Excerpts from a figure dataset >>
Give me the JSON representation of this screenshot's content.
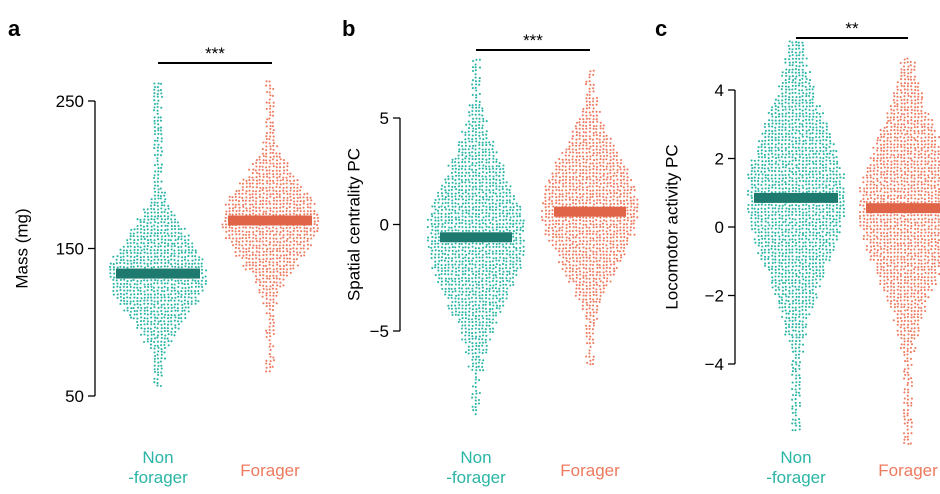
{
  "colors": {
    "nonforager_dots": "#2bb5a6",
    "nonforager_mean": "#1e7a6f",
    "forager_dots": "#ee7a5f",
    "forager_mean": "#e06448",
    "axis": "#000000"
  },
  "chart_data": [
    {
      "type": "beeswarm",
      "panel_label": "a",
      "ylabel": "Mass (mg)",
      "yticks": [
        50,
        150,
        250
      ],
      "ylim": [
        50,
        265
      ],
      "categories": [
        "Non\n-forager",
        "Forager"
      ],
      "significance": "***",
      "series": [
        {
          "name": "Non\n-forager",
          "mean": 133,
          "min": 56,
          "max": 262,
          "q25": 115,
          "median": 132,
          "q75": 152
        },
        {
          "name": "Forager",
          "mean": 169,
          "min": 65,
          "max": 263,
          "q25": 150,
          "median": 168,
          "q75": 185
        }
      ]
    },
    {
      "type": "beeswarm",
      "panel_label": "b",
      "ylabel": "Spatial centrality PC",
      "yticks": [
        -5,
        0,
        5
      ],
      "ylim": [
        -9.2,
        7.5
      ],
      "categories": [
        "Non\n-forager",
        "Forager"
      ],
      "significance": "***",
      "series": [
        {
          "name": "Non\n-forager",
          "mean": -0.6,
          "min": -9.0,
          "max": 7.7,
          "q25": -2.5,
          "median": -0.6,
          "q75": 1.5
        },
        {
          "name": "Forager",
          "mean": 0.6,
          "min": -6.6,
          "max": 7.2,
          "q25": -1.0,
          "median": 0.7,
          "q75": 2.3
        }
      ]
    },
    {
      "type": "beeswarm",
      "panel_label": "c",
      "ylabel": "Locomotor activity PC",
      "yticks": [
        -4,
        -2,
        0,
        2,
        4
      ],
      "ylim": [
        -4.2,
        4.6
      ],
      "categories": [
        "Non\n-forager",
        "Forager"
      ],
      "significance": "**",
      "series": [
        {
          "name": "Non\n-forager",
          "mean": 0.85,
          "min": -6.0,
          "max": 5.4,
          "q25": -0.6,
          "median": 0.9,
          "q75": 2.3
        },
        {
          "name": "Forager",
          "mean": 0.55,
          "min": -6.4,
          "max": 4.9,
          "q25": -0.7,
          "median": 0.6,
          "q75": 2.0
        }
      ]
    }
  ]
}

Exercise requirements >> Exactly how many lines contain "median"? State the number and nothing else.

Worked solution >> 6